THE EXERCISE
Give the material once more, word for word, without any images.

EXCERPTED RECORDS
'''
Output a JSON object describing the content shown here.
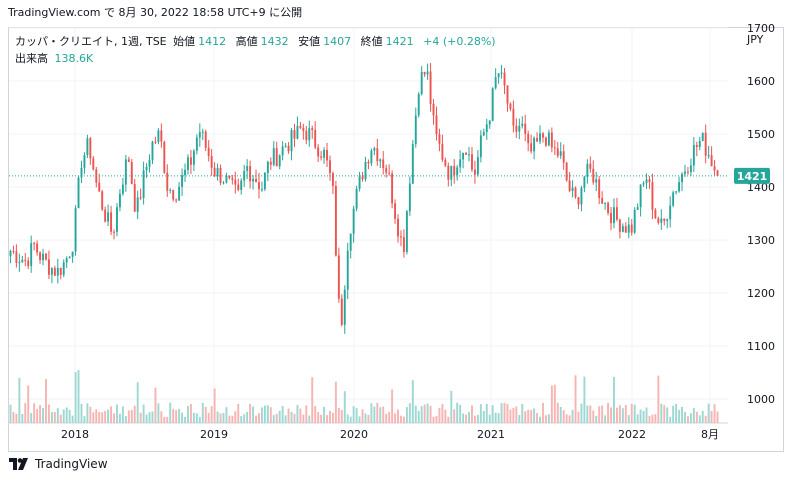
{
  "header": {
    "site": "TradingView.com",
    "posted_text": "で 8月 30, 2022 18:58 UTC+9 に公開"
  },
  "legend": {
    "symbol": "カッパ・クリエイト, 1週, TSE",
    "open_label": "始値",
    "open_value": "1412",
    "high_label": "高値",
    "high_value": "1432",
    "low_label": "安値",
    "low_value": "1407",
    "close_label": "終値",
    "close_value": "1421",
    "change": "+4 (+0.28%)",
    "volume_label": "出来高",
    "volume_value": "138.6K"
  },
  "currency": "JPY",
  "last_price_label": "1421",
  "footer": {
    "brand": "TradingView"
  },
  "colors": {
    "up": "#26a69a",
    "down": "#ef5350",
    "up_volume": "#9fd8d2",
    "down_volume": "#f6b5b3",
    "last_line": "#26a69a"
  },
  "chart_data": {
    "type": "candlestick",
    "y_ticks": [
      1000,
      1100,
      1200,
      1300,
      1400,
      1500,
      1600,
      1700
    ],
    "y_range": [
      955,
      1700
    ],
    "x_ticks": [
      "2018",
      "2019",
      "2020",
      "2021",
      "2022",
      "8月"
    ],
    "last_price": 1421,
    "anchor_closes": [
      1280,
      1270,
      1260,
      1290,
      1265,
      1250,
      1240,
      1260,
      1300,
      1450,
      1480,
      1400,
      1350,
      1310,
      1400,
      1460,
      1350,
      1420,
      1480,
      1500,
      1400,
      1390,
      1420,
      1450,
      1510,
      1470,
      1430,
      1420,
      1400,
      1380,
      1440,
      1420,
      1400,
      1450,
      1460,
      1480,
      1490,
      1510,
      1500,
      1480,
      1460,
      1400,
      1120,
      1310,
      1380,
      1440,
      1480,
      1460,
      1430,
      1350,
      1280,
      1450,
      1600,
      1620,
      1500,
      1460,
      1420,
      1460,
      1480,
      1420,
      1490,
      1540,
      1620,
      1580,
      1500,
      1520,
      1460,
      1480,
      1500,
      1470,
      1460,
      1400,
      1370,
      1420,
      1430,
      1390,
      1360,
      1340,
      1330,
      1320,
      1380,
      1420,
      1350,
      1320,
      1380,
      1410,
      1440,
      1470,
      1490,
      1460,
      1421
    ],
    "volume_range_k": [
      0,
      1000
    ]
  }
}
'''
TASK RESULT
Output a JSON object describing the content shown here.
{
  "header": {
    "site": "TradingView.com",
    "posted_text": "で 8月 30, 2022 18:58 UTC+9 に公開"
  },
  "legend": {
    "symbol": "カッパ・クリエイト, 1週, TSE",
    "open_label": "始値",
    "open_value": "1412",
    "high_label": "高値",
    "high_value": "1432",
    "low_label": "安値",
    "low_value": "1407",
    "close_label": "終値",
    "close_value": "1421",
    "change": "+4 (+0.28%)",
    "volume_label": "出来高",
    "volume_value": "138.6K"
  },
  "currency": "JPY",
  "last_price_label": "1421",
  "footer": {
    "brand": "TradingView"
  },
  "colors": {
    "up": "#26a69a",
    "down": "#ef5350",
    "up_volume": "#9fd8d2",
    "down_volume": "#f6b5b3",
    "last_line": "#26a69a"
  },
  "chart_data": {
    "type": "candlestick",
    "y_ticks": [
      1000,
      1100,
      1200,
      1300,
      1400,
      1500,
      1600,
      1700
    ],
    "y_range": [
      955,
      1700
    ],
    "x_ticks": [
      "2018",
      "2019",
      "2020",
      "2021",
      "2022",
      "8月"
    ],
    "last_price": 1421,
    "anchor_closes": [
      1280,
      1270,
      1260,
      1290,
      1265,
      1250,
      1240,
      1260,
      1300,
      1450,
      1480,
      1400,
      1350,
      1310,
      1400,
      1460,
      1350,
      1420,
      1480,
      1500,
      1400,
      1390,
      1420,
      1450,
      1510,
      1470,
      1430,
      1420,
      1400,
      1380,
      1440,
      1420,
      1400,
      1450,
      1460,
      1480,
      1490,
      1510,
      1500,
      1480,
      1460,
      1400,
      1120,
      1310,
      1380,
      1440,
      1480,
      1460,
      1430,
      1350,
      1280,
      1450,
      1600,
      1620,
      1500,
      1460,
      1420,
      1460,
      1480,
      1420,
      1490,
      1540,
      1620,
      1580,
      1500,
      1520,
      1460,
      1480,
      1500,
      1470,
      1460,
      1400,
      1370,
      1420,
      1430,
      1390,
      1360,
      1340,
      1330,
      1320,
      1380,
      1420,
      1350,
      1320,
      1380,
      1410,
      1440,
      1470,
      1490,
      1460,
      1421
    ],
    "volume_range_k": [
      0,
      1000
    ]
  }
}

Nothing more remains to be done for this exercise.